Atenolol — Clinical Guide India

Atenolol is a cardioselective beta-1 adrenergic receptor blocker widely used in India for hypertension, angina pectoris, arrhythmias, and post-myocardial infarction secondary prevention. Its cardioselectivity (predominantly blocks β1 receptors in the heart, with less β2 blockade in bronchi) gives it an advantage over non-selective beta-blockers in patients with mild airways disease — though it remains contraindicated in significant asthma and COPD with bronchospasm. Atenolol is predominantly renally excreted (85%) and requires dose adjustment in CKD — unlike many other antihypertensives.

Never stop abruptly — the withdrawal risk

Abrupt discontinuation of atenolol (and all beta-blockers) in patients with ischaemic heart disease or angina can precipitate rebound tachycardia, hypertension, worsening angina, and acute MI. This occurs because chronic beta-blockade upregulates cardiac β-adrenergic receptors — sudden removal of the blocker causes excessive catecholamine response. Atenolol must always be tapered over a minimum of 2 weeks (and preferably 4 weeks) before stopping. Reduce the dose gradually: 100mg → 50mg × 2 weeks → 25mg × 2 weeks → stop. If urgent stopping is required (surgery, adverse effect), closely monitor for rebound symptoms.

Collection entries

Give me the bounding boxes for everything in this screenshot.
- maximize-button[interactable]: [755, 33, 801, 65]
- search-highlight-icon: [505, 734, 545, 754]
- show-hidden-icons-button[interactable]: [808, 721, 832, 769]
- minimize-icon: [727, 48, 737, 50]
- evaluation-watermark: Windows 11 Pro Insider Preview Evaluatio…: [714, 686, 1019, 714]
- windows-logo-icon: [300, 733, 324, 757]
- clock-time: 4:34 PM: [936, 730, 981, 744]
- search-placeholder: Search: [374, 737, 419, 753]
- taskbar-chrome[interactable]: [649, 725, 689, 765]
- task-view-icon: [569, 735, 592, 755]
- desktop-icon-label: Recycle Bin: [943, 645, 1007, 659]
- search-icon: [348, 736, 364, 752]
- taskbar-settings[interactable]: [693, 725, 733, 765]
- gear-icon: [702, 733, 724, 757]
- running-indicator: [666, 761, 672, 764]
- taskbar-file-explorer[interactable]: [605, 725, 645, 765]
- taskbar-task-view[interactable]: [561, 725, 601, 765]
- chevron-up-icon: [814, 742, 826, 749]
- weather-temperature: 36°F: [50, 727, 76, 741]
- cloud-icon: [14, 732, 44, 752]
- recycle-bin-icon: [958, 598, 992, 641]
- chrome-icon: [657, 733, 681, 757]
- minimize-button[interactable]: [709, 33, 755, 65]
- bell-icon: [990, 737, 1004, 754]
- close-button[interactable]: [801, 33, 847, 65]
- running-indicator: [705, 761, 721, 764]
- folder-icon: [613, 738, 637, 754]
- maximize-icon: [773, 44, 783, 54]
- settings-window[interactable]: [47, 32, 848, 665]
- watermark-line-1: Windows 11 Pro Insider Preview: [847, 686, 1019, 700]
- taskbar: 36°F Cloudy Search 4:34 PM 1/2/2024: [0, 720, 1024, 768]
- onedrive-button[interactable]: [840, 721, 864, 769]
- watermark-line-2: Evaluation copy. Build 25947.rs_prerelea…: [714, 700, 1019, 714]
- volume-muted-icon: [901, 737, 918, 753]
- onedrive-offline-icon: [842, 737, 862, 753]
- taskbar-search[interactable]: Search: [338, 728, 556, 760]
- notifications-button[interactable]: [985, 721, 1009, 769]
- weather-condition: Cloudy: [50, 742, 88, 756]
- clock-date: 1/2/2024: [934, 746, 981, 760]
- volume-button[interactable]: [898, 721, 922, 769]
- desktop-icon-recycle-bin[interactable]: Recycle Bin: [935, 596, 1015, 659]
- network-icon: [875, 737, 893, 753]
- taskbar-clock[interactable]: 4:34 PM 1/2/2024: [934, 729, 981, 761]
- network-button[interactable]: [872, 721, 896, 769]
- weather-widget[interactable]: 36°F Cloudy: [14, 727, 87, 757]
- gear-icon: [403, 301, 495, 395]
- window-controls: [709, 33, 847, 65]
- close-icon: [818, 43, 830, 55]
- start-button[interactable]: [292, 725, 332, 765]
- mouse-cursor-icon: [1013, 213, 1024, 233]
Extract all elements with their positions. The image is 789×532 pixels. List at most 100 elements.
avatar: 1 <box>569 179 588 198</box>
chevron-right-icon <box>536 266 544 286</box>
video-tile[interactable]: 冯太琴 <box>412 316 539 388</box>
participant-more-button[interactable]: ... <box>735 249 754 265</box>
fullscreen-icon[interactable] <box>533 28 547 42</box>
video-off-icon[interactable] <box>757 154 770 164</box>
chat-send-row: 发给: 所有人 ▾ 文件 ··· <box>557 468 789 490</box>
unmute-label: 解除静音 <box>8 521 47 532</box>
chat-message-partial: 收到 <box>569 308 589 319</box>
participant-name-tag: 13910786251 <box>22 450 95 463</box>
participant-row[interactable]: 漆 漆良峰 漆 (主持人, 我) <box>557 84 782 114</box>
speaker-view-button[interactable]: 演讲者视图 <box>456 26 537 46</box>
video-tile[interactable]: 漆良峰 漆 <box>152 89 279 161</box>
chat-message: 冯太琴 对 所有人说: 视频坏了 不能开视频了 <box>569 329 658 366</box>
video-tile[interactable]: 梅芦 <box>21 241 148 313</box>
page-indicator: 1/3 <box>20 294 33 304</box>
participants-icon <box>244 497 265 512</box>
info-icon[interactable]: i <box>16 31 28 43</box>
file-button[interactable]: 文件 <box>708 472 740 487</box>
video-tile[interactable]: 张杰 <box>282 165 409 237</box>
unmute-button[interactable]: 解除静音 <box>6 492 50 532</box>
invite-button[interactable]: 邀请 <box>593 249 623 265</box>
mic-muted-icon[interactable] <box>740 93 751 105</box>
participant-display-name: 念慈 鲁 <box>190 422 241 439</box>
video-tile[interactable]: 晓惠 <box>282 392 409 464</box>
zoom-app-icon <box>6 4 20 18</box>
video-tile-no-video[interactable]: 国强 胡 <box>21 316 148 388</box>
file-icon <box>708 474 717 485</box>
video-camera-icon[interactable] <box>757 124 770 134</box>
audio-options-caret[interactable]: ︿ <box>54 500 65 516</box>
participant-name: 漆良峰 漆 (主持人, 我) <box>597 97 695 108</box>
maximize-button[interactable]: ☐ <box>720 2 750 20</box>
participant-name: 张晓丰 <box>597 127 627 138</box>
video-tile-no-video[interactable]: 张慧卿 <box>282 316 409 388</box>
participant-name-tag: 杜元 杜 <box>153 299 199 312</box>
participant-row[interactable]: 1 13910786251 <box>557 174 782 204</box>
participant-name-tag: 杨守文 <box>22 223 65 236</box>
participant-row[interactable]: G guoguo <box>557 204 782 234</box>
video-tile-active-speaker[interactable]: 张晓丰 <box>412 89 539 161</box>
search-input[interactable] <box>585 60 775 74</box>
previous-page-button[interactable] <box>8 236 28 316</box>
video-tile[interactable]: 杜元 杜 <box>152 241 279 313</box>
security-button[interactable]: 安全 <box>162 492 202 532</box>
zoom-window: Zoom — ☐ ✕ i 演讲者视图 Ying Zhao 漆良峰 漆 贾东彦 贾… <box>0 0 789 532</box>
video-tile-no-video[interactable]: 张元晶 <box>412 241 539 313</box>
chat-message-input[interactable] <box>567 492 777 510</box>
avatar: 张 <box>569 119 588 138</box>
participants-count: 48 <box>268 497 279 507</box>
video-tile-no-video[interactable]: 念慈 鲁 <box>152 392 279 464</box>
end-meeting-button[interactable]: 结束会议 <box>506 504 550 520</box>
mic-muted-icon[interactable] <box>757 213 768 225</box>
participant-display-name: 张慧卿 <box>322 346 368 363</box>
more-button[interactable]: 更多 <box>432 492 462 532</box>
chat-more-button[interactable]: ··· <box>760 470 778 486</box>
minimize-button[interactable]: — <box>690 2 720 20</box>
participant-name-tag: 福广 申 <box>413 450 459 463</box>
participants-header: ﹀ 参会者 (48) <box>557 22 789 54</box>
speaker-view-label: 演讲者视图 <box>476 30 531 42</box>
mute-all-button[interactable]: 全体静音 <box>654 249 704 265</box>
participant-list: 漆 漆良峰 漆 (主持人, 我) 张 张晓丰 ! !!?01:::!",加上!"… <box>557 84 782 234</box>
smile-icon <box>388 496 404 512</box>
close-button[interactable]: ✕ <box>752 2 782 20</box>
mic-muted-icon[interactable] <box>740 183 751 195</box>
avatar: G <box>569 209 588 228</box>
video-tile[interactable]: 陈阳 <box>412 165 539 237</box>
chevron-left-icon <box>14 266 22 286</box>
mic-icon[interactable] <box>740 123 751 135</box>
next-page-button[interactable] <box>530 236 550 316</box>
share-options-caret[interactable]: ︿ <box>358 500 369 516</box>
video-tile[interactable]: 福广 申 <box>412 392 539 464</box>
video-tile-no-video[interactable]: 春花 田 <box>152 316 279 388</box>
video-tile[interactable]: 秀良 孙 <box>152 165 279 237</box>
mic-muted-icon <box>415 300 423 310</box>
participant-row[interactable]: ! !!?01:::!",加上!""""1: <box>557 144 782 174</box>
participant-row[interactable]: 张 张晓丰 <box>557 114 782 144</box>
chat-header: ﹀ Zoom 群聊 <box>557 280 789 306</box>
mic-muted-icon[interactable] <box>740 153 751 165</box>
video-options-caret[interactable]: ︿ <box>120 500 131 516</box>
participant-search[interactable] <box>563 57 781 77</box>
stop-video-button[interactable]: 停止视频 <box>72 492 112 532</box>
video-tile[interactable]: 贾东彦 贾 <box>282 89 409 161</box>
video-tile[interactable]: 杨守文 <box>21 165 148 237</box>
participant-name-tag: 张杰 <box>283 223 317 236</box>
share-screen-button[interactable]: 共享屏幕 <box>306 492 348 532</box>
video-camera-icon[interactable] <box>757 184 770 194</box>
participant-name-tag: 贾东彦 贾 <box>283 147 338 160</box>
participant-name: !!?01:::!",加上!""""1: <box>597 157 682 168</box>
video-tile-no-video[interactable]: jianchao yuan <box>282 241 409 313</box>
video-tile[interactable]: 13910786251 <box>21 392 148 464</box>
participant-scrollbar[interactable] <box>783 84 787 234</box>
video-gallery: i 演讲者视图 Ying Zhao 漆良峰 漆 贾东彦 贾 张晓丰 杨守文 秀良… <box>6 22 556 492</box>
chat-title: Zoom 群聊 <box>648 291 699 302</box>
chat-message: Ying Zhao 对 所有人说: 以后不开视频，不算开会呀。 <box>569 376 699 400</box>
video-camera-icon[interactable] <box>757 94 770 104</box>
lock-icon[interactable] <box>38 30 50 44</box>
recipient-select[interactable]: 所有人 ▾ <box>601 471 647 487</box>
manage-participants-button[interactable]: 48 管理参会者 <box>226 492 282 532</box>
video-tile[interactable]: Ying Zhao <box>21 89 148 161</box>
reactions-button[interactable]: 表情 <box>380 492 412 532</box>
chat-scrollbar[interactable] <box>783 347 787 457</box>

What the task asks:
Extend the atenolol clinical guide past its last sentence. These items were taken from a separate source.

Result for this task:
Asthma and COPD — a critical contraindication

Despite being cardioselective, atenolol retains sufficient β2 activity at higher doses to cause clinically significant bronchospasm in patients with asthma or significant COPD. Even at standard doses (50–100 mg), atenolol can precipitate acute bronchospasm in asthmatics. Atenolol is contraindicated in asthma and in COPD with a significant reversible (bronchospastic) component. For hypertension in asthmatic or COPD patients, use amlodipine, telmisartan, or ramipril instead. If a beta-blocker is genuinely required (post-MI, heart failure), use bisoprolol at the lowest effective dose under specialist supervision with respiratory monitoring.

Renal dose adjustment — essential and commonly missed

Atenolol is ~85% renally excreted unchanged. In CKD, it accumulates causing progressive bradycardia, hypotension, and fatigue. At eGFR 15–35: reduce to 50 mg every 48 hours. At eGFR <15 or on dialysis: 25–50 mg after each haemodialysis session (atenolol is dialysable). This dose adjustment is frequently missed in Indian clinical practice — check eGFR at initiation and annually. Many patients with hypertension-related CKD are on standard once-daily atenolol doses despite significantly impaired renal function, resulting in progressive bradycardia and falls.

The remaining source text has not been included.